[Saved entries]
● ● ●
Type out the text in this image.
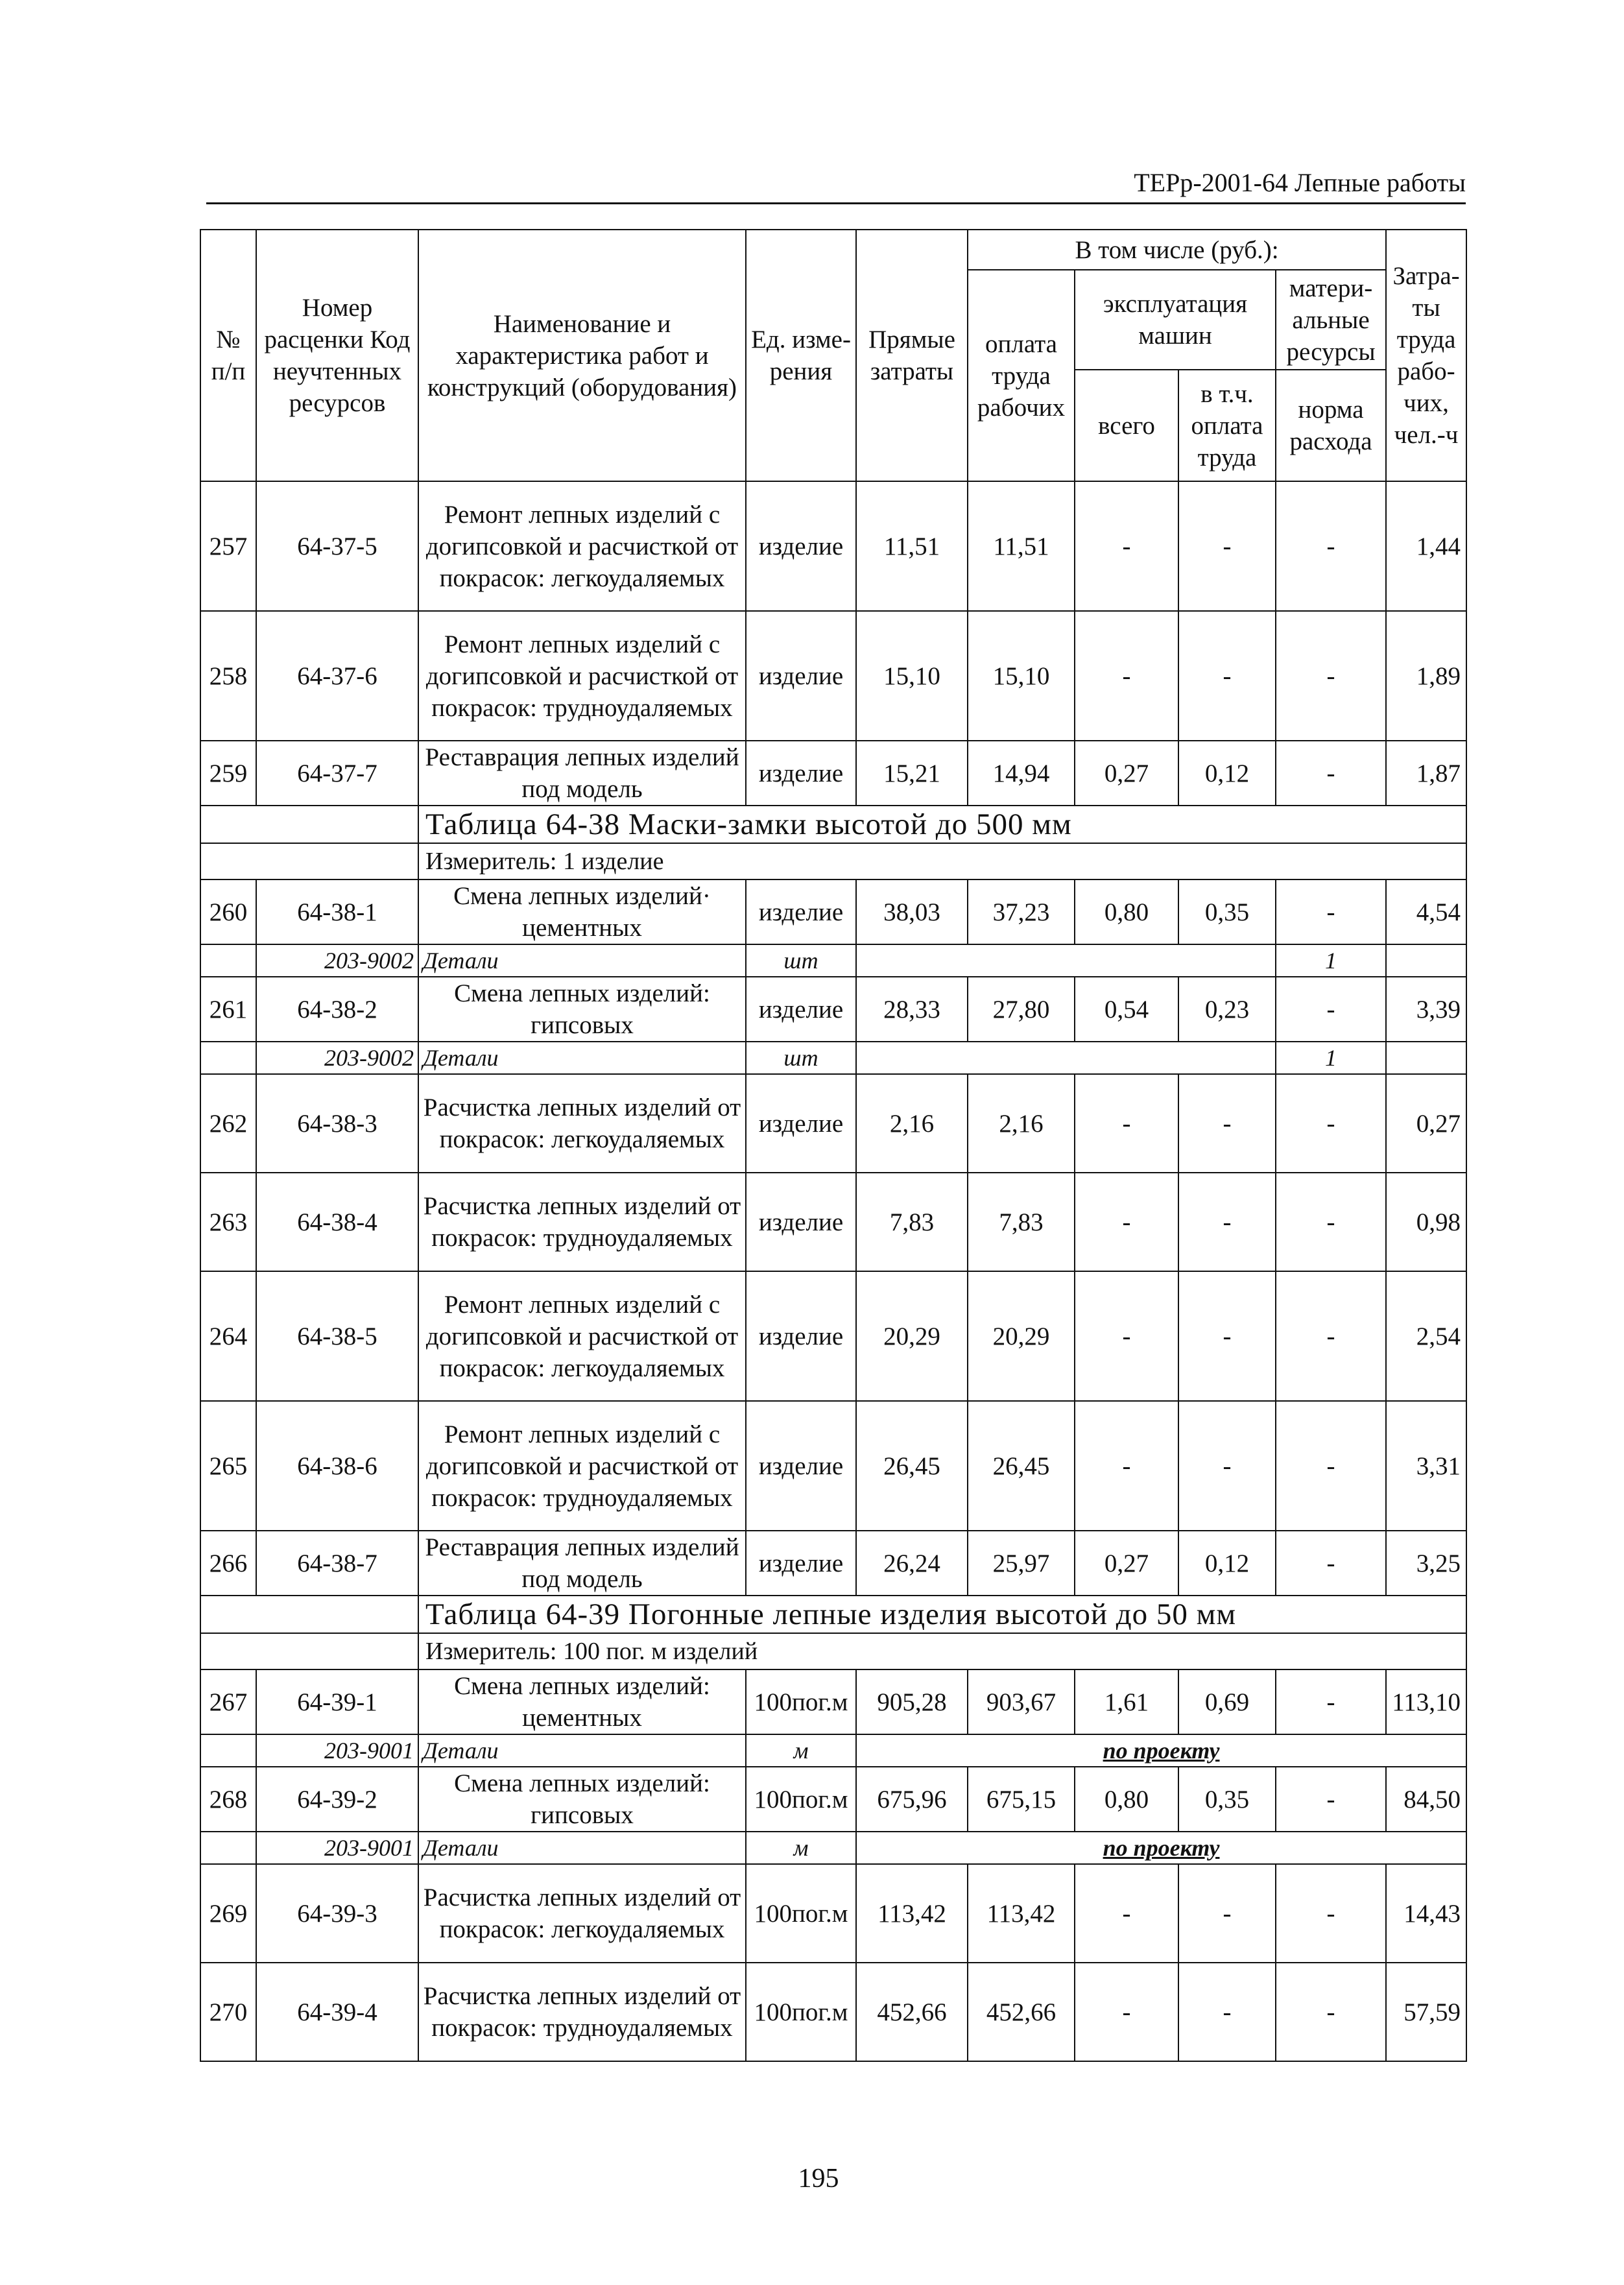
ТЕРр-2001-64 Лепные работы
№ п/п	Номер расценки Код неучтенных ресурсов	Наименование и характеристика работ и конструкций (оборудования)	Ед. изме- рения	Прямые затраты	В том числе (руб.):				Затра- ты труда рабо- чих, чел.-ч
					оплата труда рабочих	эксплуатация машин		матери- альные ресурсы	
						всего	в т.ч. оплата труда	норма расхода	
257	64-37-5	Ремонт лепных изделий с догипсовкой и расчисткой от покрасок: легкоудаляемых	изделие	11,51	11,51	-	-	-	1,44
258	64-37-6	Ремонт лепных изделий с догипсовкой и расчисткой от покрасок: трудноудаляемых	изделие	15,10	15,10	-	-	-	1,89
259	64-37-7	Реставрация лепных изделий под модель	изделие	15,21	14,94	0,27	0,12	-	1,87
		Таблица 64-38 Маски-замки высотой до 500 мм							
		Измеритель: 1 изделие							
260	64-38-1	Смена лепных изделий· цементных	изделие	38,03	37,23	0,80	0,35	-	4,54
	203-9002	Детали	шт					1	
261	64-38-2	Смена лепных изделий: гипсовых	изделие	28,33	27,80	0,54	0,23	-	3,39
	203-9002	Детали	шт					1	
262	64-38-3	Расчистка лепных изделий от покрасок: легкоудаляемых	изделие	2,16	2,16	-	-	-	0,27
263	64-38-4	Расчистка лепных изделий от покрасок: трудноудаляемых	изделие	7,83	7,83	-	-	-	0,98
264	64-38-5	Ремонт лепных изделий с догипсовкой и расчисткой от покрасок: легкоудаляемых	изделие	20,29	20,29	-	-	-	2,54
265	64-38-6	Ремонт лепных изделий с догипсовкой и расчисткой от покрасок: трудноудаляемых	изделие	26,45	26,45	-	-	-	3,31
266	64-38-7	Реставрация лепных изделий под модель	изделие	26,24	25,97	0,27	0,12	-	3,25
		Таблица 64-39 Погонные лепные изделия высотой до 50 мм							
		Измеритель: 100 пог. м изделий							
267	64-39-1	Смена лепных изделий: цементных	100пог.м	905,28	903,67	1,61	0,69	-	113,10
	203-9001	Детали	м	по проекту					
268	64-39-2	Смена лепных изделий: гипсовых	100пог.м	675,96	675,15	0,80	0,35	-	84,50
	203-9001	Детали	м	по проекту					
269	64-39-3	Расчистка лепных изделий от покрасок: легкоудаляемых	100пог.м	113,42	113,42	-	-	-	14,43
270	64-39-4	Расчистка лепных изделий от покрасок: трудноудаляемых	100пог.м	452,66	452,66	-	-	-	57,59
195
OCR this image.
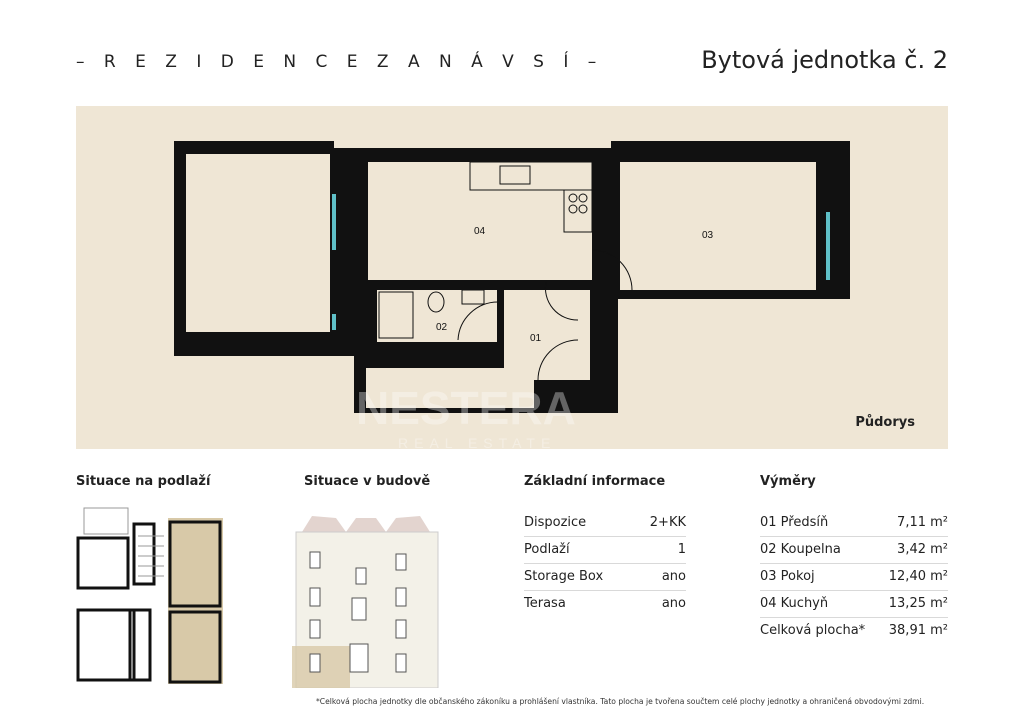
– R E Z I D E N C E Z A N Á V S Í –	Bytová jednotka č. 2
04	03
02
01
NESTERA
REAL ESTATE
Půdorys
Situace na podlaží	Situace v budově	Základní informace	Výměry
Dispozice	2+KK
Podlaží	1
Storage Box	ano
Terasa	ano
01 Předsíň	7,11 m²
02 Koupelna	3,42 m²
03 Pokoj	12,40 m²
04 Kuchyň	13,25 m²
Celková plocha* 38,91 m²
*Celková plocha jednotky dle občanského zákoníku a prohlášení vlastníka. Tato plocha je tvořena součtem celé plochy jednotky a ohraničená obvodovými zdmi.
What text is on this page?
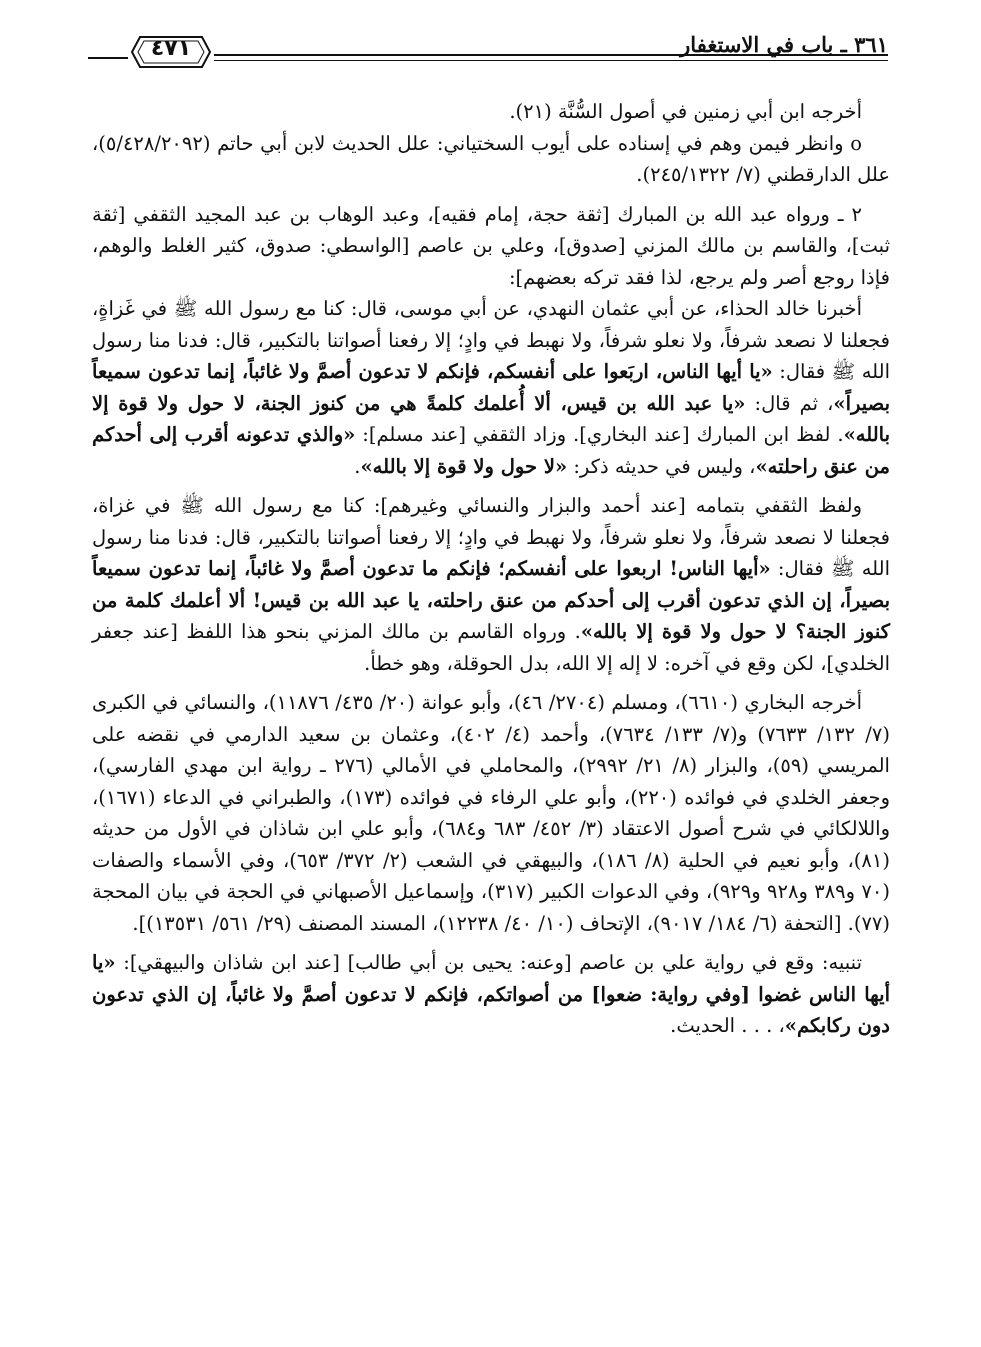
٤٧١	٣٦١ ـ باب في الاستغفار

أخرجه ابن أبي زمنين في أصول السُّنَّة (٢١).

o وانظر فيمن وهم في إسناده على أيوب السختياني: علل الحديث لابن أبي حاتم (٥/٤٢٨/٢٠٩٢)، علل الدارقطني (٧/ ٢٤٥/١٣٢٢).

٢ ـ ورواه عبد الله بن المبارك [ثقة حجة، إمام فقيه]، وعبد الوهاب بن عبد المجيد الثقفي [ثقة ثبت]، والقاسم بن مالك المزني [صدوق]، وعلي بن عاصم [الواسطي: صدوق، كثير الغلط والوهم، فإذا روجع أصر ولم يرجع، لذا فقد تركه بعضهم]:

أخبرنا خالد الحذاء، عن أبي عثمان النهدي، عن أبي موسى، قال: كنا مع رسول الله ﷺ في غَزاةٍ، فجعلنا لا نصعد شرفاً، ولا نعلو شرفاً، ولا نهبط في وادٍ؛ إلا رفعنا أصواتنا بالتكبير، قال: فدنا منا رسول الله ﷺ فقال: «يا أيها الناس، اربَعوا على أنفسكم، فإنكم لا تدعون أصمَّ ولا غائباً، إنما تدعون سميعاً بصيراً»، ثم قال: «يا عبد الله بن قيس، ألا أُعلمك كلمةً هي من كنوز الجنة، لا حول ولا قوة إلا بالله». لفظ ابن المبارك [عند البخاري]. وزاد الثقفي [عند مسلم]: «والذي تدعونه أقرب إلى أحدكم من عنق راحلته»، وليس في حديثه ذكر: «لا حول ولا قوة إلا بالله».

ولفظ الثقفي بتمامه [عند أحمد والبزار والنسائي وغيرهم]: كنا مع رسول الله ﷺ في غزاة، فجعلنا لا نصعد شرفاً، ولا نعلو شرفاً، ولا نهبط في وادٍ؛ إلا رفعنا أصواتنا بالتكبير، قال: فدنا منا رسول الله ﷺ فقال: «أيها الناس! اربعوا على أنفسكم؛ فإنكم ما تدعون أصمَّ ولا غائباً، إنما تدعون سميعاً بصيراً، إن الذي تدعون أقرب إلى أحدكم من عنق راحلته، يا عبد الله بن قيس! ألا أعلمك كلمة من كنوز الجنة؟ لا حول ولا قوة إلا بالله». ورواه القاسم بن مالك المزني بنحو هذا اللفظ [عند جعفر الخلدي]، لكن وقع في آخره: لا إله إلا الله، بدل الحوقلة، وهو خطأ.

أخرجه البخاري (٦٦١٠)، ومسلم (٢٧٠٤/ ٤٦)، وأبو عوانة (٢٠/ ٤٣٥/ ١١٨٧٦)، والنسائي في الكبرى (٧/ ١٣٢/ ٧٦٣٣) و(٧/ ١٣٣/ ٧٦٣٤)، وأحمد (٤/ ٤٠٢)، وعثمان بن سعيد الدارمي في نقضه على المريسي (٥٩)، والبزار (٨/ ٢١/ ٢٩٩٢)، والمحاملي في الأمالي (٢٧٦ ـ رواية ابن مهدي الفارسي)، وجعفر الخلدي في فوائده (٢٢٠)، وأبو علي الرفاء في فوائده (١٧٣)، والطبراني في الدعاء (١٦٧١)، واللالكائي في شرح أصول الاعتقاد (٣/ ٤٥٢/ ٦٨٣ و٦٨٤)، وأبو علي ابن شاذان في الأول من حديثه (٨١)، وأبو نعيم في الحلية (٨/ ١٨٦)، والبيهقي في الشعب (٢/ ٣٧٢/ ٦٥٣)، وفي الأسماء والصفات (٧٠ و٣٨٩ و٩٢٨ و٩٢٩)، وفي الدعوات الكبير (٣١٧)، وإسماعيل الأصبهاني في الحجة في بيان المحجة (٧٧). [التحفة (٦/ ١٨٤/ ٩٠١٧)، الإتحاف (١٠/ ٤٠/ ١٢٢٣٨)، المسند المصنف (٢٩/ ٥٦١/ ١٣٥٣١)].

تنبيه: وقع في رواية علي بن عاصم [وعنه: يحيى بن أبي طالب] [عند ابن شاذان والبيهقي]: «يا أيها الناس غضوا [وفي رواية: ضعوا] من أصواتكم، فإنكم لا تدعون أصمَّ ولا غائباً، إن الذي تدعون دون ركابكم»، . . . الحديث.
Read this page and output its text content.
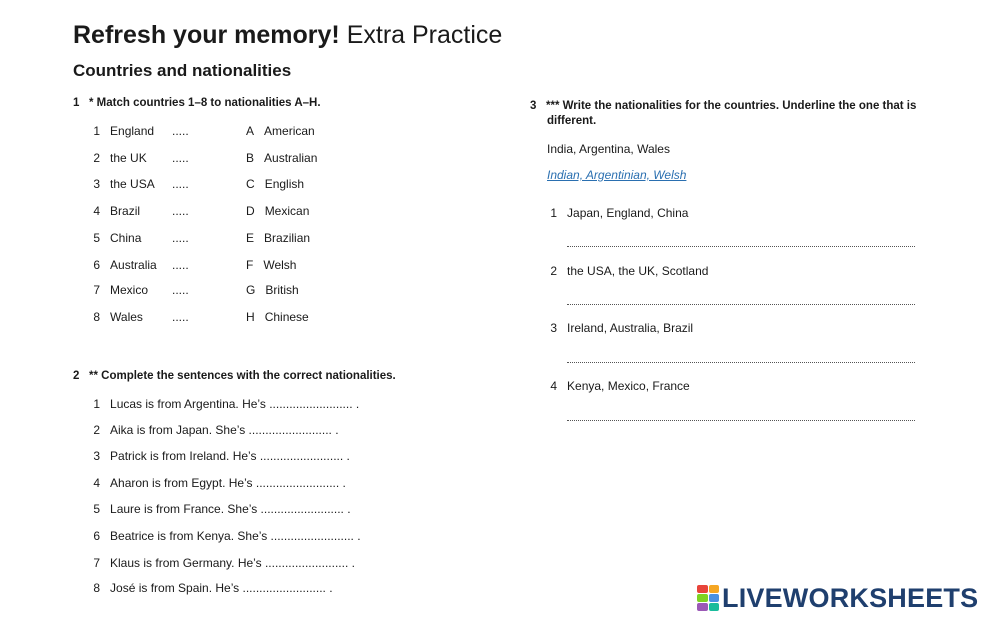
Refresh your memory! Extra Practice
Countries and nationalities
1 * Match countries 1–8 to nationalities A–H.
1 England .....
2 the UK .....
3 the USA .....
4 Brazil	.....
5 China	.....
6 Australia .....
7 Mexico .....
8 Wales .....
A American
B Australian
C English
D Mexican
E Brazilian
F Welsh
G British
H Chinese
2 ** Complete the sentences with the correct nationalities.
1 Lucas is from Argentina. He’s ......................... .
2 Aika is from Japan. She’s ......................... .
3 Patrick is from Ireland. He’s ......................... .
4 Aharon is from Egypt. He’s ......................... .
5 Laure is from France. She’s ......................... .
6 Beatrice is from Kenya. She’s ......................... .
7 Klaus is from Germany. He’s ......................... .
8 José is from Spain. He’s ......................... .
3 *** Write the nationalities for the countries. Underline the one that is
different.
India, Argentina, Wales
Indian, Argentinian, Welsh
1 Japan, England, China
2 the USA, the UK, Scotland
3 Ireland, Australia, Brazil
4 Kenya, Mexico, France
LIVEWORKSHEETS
● ● ●
• _Problem to solve_
Starting at the line that contains "Read this page and output its text content.", restate each line verbatim through the final line of the listing, skipping all pictures.

• _Solution to the exercise_
Read this page and output its text content.
Refresh your memory! Extra Practice
Countries and nationalities
1 * Match countries 1–8 to nationalities A–H.
1 England .....
2 the UK .....
3 the USA .....
4 Brazil	.....
5 China	.....
6 Australia .....
7 Mexico .....
8 Wales .....
A American
B Australian
C English
D Mexican
E Brazilian
F Welsh
G British
H Chinese
2 ** Complete the sentences with the correct nationalities.
1 Lucas is from Argentina. He’s ......................... .
2 Aika is from Japan. She’s ......................... .
3 Patrick is from Ireland. He’s ......................... .
4 Aharon is from Egypt. He’s ......................... .
5 Laure is from France. She’s ......................... .
6 Beatrice is from Kenya. She’s ......................... .
7 Klaus is from Germany. He’s ......................... .
8 José is from Spain. He’s ......................... .
3 *** Write the nationalities for the countries. Underline the one that is
different.
India, Argentina, Wales
Indian, Argentinian, Welsh
1 Japan, England, China
2 the USA, the UK, Scotland
3 Ireland, Australia, Brazil
4 Kenya, Mexico, France
LIVEWORKSHEETS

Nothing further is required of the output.